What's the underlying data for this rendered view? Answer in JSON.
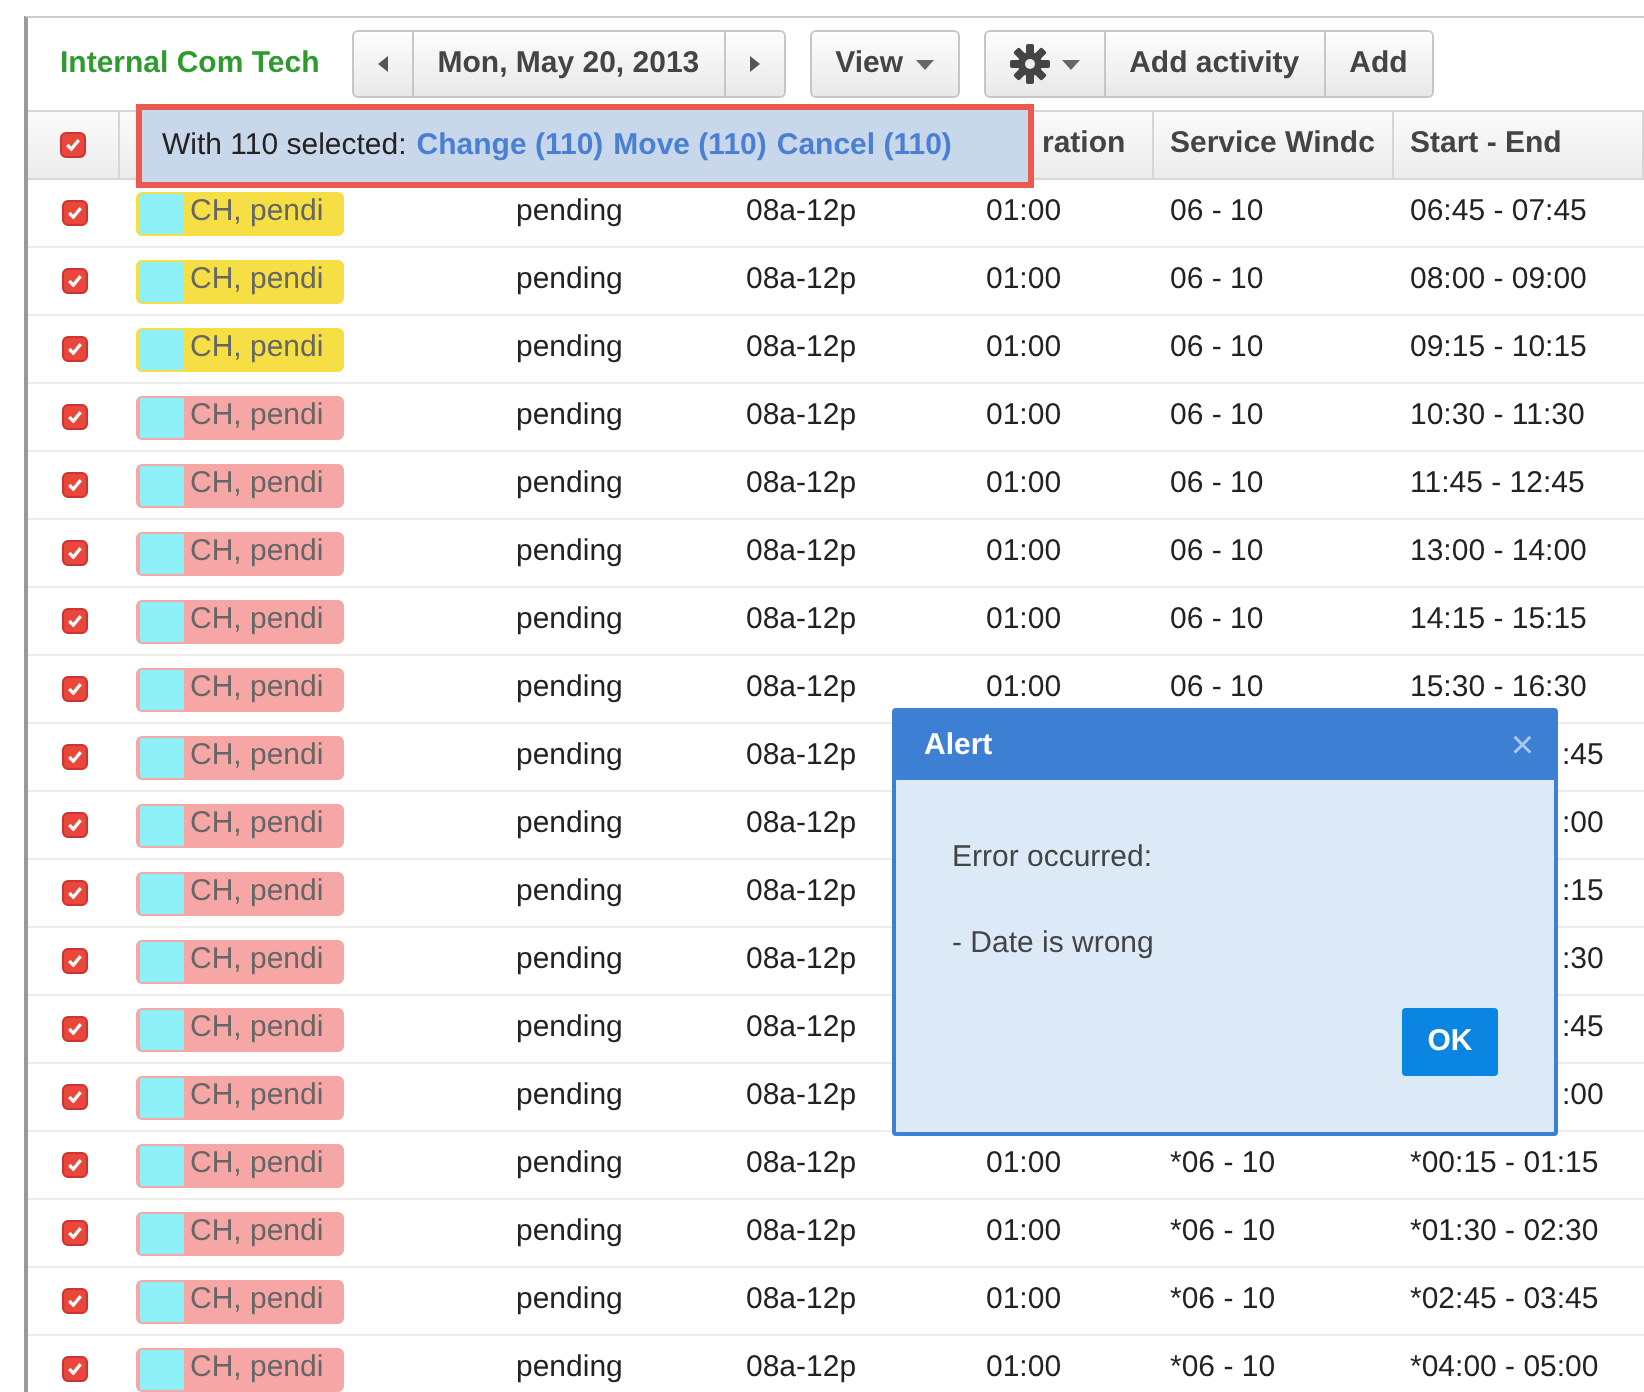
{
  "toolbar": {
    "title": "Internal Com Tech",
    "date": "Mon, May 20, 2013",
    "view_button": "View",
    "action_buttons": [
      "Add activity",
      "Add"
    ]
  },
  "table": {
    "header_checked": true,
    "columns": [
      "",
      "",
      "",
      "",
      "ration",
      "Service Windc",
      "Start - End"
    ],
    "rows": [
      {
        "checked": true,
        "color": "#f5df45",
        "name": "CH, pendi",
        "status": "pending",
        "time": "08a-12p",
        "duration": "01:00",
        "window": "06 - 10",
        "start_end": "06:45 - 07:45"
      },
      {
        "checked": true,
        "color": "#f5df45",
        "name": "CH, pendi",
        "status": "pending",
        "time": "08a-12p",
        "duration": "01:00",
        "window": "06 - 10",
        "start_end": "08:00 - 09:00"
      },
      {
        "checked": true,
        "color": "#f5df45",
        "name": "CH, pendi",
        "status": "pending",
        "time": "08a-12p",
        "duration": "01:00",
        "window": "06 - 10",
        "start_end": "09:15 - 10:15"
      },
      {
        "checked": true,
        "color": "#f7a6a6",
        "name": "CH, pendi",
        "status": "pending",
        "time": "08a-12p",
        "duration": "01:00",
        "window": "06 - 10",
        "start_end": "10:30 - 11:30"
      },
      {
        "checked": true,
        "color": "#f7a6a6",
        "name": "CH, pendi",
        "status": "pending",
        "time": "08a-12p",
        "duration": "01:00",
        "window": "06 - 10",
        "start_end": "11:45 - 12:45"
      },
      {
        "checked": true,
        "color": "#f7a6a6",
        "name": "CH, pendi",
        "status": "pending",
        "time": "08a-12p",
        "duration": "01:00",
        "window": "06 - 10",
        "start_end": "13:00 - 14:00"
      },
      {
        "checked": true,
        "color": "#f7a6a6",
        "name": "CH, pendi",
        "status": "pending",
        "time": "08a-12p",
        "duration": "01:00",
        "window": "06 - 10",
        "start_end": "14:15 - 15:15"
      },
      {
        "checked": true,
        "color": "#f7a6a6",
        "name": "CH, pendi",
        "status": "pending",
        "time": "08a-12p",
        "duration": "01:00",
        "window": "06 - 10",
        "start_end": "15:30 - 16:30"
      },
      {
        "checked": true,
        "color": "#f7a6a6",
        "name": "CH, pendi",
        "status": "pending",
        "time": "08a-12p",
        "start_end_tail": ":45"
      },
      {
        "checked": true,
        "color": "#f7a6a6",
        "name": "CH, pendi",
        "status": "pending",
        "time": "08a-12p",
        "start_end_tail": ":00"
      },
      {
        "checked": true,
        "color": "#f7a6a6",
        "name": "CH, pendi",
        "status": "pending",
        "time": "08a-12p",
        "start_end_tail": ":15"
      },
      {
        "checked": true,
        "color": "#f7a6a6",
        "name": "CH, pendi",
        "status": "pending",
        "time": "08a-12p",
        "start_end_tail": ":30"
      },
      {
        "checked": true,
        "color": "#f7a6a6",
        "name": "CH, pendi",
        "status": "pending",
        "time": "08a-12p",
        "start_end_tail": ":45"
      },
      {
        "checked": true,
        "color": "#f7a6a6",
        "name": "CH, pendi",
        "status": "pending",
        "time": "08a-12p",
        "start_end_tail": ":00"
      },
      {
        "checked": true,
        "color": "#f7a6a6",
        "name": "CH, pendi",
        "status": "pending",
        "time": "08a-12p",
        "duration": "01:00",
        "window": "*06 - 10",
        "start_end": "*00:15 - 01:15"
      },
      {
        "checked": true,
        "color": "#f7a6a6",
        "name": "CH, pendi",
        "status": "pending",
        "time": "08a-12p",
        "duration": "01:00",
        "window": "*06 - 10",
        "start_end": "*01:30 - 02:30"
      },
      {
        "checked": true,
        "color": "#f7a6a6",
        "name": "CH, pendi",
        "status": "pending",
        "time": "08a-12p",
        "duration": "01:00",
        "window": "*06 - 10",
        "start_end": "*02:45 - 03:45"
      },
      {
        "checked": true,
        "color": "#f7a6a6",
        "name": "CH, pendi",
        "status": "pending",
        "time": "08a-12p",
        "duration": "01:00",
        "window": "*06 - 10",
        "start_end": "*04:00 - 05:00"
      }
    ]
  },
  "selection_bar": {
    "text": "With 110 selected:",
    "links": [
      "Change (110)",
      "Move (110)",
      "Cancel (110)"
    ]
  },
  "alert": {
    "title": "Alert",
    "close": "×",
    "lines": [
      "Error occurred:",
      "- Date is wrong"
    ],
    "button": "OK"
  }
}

What the exercise asks:
Track down every line of the material containing the string "title", and copy it.

Output of the exercise:
    "title": "Internal Com Tech",
    "title": "Alert",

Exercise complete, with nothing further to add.